WORK TO BE COMPLETED -
Print all of the data exactly as written.

SUPPLIED MATERIAL -
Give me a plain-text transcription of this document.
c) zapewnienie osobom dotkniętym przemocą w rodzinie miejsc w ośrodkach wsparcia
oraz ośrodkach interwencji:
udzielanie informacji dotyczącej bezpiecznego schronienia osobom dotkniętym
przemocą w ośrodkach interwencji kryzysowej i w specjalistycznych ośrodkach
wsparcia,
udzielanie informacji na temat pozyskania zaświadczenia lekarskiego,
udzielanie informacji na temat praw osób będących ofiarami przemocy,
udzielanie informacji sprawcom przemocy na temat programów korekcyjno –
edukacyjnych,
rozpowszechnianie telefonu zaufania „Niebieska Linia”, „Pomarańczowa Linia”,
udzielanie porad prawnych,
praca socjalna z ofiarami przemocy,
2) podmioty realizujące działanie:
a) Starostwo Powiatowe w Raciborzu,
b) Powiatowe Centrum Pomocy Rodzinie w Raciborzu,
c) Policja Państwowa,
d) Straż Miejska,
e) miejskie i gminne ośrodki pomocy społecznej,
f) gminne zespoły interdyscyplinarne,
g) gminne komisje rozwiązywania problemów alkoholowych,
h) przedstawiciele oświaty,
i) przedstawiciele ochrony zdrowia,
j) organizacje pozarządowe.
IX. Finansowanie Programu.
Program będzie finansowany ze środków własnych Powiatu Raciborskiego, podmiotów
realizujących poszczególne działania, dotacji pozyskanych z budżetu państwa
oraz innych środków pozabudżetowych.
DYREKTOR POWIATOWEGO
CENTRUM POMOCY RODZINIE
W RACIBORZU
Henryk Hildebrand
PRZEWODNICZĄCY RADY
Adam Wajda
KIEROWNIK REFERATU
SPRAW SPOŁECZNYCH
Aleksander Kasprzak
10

WORKED ANSWER -
Give me a plain-text transcription of this document.
c) zapewnienie osobom dotkniętym przemocą w rodzinie miejsc w ośrodkach wsparcia
oraz ośrodkach interwencji:
udzielanie informacji dotyczącej bezpiecznego schronienia osobom dotkniętym
przemocą w ośrodkach interwencji kryzysowej i w specjalistycznych ośrodkach
wsparcia,
udzielanie informacji na temat pozyskania zaświadczenia lekarskiego,
udzielanie informacji na temat praw osób będących ofiarami przemocy,
udzielanie informacji sprawcom przemocy na temat programów korekcyjno –
edukacyjnych,
rozpowszechnianie telefonu zaufania „Niebieska Linia”, „Pomarańczowa Linia”,
udzielanie porad prawnych,
praca socjalna z ofiarami przemocy,
2) podmioty realizujące działanie:
a) Starostwo Powiatowe w Raciborzu,
b) Powiatowe Centrum Pomocy Rodzinie w Raciborzu,
c) Policja Państwowa,
d) Straż Miejska,
e) miejskie i gminne ośrodki pomocy społecznej,
f) gminne zespoły interdyscyplinarne,
g) gminne komisje rozwiązywania problemów alkoholowych,
h) przedstawiciele oświaty,
i) przedstawiciele ochrony zdrowia,
j) organizacje pozarządowe.
IX. Finansowanie Programu.
Program będzie finansowany ze środków własnych Powiatu Raciborskiego, podmiotów
realizujących poszczególne działania, dotacji pozyskanych z budżetu państwa
oraz innych środków pozabudżetowych.
DYREKTOR POWIATOWEGO
CENTRUM POMOCY RODZINIE
W RACIBORZU
Henryk Hildebrand
PRZEWODNICZĄCY RADY
Adam Wajda
KIEROWNIK REFERATU
SPRAW SPOŁECZNYCH
Aleksander Kasprzak
10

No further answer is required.